Set each record down exactly, excluding all images.
● ● ●
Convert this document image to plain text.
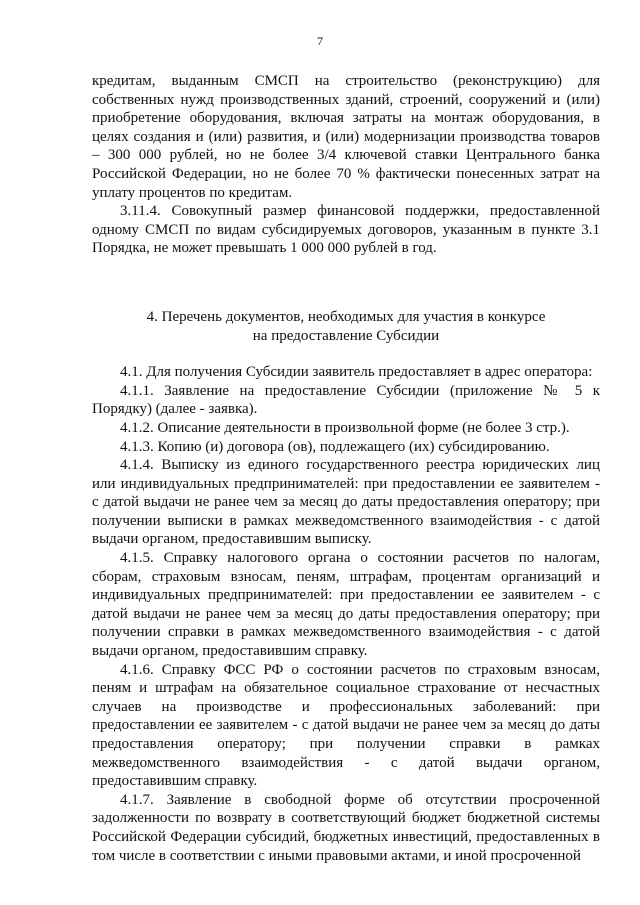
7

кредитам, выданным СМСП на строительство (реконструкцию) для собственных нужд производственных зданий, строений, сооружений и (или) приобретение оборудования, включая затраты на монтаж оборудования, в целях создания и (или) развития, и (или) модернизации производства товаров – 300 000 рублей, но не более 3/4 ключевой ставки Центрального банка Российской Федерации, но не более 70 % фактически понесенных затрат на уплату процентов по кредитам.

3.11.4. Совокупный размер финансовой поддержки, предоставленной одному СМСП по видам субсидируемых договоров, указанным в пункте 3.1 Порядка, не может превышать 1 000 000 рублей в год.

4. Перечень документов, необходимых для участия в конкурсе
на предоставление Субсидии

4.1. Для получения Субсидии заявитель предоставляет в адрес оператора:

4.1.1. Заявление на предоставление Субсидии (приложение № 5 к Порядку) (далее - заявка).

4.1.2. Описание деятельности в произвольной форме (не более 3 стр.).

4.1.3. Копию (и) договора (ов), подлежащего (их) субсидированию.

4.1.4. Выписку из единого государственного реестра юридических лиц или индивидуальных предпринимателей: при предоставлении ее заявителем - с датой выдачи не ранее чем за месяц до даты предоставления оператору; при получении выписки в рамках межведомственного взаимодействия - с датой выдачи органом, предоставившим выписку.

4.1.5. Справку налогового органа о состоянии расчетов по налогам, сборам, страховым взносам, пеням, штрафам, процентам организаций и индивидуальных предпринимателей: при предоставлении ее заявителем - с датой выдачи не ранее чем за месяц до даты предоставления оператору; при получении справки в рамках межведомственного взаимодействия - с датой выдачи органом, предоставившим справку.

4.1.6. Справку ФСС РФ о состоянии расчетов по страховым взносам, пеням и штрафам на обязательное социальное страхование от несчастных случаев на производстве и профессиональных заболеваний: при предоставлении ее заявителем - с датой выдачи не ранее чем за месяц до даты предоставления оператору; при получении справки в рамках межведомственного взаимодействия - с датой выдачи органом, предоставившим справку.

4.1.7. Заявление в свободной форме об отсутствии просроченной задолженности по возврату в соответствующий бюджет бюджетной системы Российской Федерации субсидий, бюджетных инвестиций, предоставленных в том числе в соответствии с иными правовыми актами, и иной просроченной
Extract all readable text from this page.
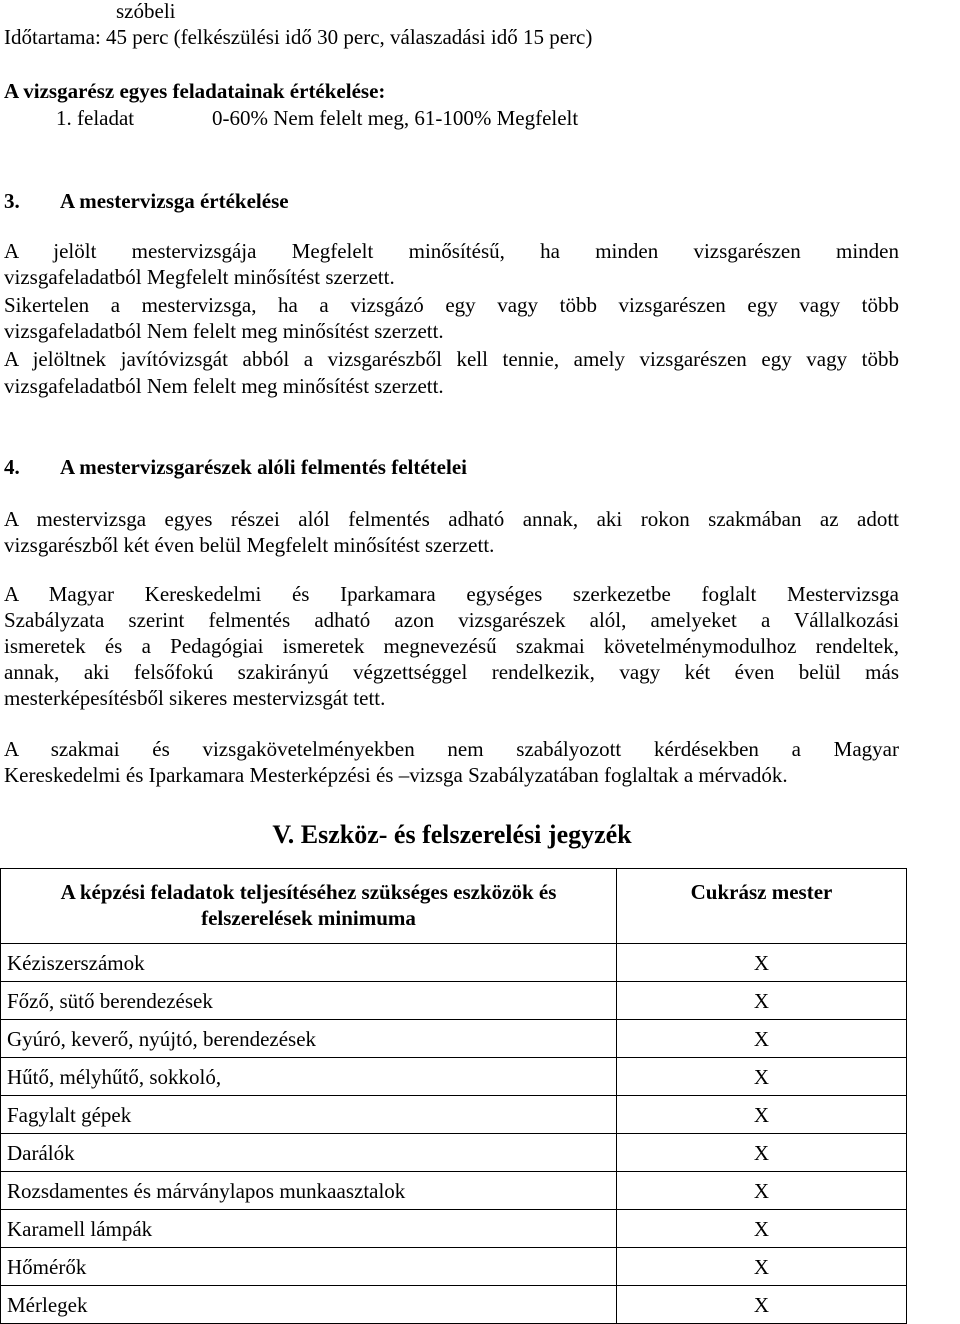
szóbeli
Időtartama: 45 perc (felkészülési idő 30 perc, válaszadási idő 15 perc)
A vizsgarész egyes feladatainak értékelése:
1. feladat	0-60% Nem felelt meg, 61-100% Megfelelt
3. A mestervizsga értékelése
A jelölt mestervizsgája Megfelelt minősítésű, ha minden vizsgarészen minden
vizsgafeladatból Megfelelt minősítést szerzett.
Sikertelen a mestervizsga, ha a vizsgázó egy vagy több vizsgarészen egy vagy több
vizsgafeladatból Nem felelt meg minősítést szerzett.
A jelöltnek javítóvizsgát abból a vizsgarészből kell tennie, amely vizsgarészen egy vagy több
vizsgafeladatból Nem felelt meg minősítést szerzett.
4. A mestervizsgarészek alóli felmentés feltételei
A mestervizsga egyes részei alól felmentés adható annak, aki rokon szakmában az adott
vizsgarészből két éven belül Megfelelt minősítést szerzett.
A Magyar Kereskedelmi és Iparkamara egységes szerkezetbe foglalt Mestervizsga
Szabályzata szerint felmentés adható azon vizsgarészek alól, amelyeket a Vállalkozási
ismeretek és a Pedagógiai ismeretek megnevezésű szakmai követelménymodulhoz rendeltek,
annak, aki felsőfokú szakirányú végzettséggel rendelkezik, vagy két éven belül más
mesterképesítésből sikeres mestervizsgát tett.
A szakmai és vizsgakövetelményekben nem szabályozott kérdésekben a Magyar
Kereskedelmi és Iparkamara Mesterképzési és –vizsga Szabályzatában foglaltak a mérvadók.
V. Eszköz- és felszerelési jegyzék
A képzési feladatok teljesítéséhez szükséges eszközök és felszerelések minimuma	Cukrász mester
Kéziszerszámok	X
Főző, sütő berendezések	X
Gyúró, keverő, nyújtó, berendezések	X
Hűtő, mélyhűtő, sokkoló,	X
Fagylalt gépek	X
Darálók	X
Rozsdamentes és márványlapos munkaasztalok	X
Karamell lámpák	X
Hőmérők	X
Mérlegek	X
● ● ●
FINAL RESULT >>
Convert this document image to plain text.
7

кредитам, выданным СМСП на строительство (реконструкцию) для собственных нужд производственных зданий, строений, сооружений и (или) приобретение оборудования, включая затраты на монтаж оборудования, в целях создания и (или) развития, и (или) модернизации производства товаров – 300 000 рублей, но не более 3/4 ключевой ставки Центрального банка Российской Федерации, но не более 70 % фактически понесенных затрат на уплату процентов по кредитам.

3.11.4. Совокупный размер финансовой поддержки, предоставленной одному СМСП по видам субсидируемых договоров, указанным в пункте 3.1 Порядка, не может превышать 1 000 000 рублей в год.

4. Перечень документов, необходимых для участия в конкурсе
на предоставление Субсидии

4.1. Для получения Субсидии заявитель предоставляет в адрес оператора:

4.1.1. Заявление на предоставление Субсидии (приложение № 5 к Порядку) (далее - заявка).

4.1.2. Описание деятельности в произвольной форме (не более 3 стр.).

4.1.3. Копию (и) договора (ов), подлежащего (их) субсидированию.

4.1.4. Выписку из единого государственного реестра юридических лиц или индивидуальных предпринимателей: при предоставлении ее заявителем - с датой выдачи не ранее чем за месяц до даты предоставления оператору; при получении выписки в рамках межведомственного взаимодействия - с датой выдачи органом, предоставившим выписку.

4.1.5. Справку налогового органа о состоянии расчетов по налогам, сборам, страховым взносам, пеням, штрафам, процентам организаций и индивидуальных предпринимателей: при предоставлении ее заявителем - с датой выдачи не ранее чем за месяц до даты предоставления оператору; при получении справки в рамках межведомственного взаимодействия - с датой выдачи органом, предоставившим справку.

4.1.6. Справку ФСС РФ о состоянии расчетов по страховым взносам, пеням и штрафам на обязательное социальное страхование от несчастных случаев на производстве и профессиональных заболеваний: при предоставлении ее заявителем - с датой выдачи не ранее чем за месяц до даты предоставления оператору; при получении справки в рамках межведомственного взаимодействия - с датой выдачи органом, предоставившим справку.

4.1.7. Заявление в свободной форме об отсутствии просроченной задолженности по возврату в соответствующий бюджет бюджетной системы Российской Федерации субсидий, бюджетных инвестиций, предоставленных в том числе в соответствии с иными правовыми актами, и иной просроченной
Extract all readable text from this page.
szóbeli
Időtartama: 45 perc (felkészülési idő 30 perc, válaszadási idő 15 perc)
A vizsgarész egyes feladatainak értékelése:
1. feladat	0-60% Nem felelt meg, 61-100% Megfelelt
3. A mestervizsga értékelése
A jelölt mestervizsgája Megfelelt minősítésű, ha minden vizsgarészen minden
vizsgafeladatból Megfelelt minősítést szerzett.
Sikertelen a mestervizsga, ha a vizsgázó egy vagy több vizsgarészen egy vagy több
vizsgafeladatból Nem felelt meg minősítést szerzett.
A jelöltnek javítóvizsgát abból a vizsgarészből kell tennie, amely vizsgarészen egy vagy több
vizsgafeladatból Nem felelt meg minősítést szerzett.
4. A mestervizsgarészek alóli felmentés feltételei
A mestervizsga egyes részei alól felmentés adható annak, aki rokon szakmában az adott
vizsgarészből két éven belül Megfelelt minősítést szerzett.
A Magyar Kereskedelmi és Iparkamara egységes szerkezetbe foglalt Mestervizsga
Szabályzata szerint felmentés adható azon vizsgarészek alól, amelyeket a Vállalkozási
ismeretek és a Pedagógiai ismeretek megnevezésű szakmai követelménymodulhoz rendeltek,
annak, aki felsőfokú szakirányú végzettséggel rendelkezik, vagy két éven belül más
mesterképesítésből sikeres mestervizsgát tett.
A szakmai és vizsgakövetelményekben nem szabályozott kérdésekben a Magyar
Kereskedelmi és Iparkamara Mesterképzési és –vizsga Szabályzatában foglaltak a mérvadók.
V. Eszköz- és felszerelési jegyzék
A képzési feladatok teljesítéséhez szükséges eszközök és felszerelések minimuma	Cukrász mester
Kéziszerszámok	X
Főző, sütő berendezések	X
Gyúró, keverő, nyújtó, berendezések	X
Hűtő, mélyhűtő, sokkoló,	X
Fagylalt gépek	X
Darálók	X
Rozsdamentes és márványlapos munkaasztalok	X
Karamell lámpák	X
Hőmérők	X
Mérlegek	X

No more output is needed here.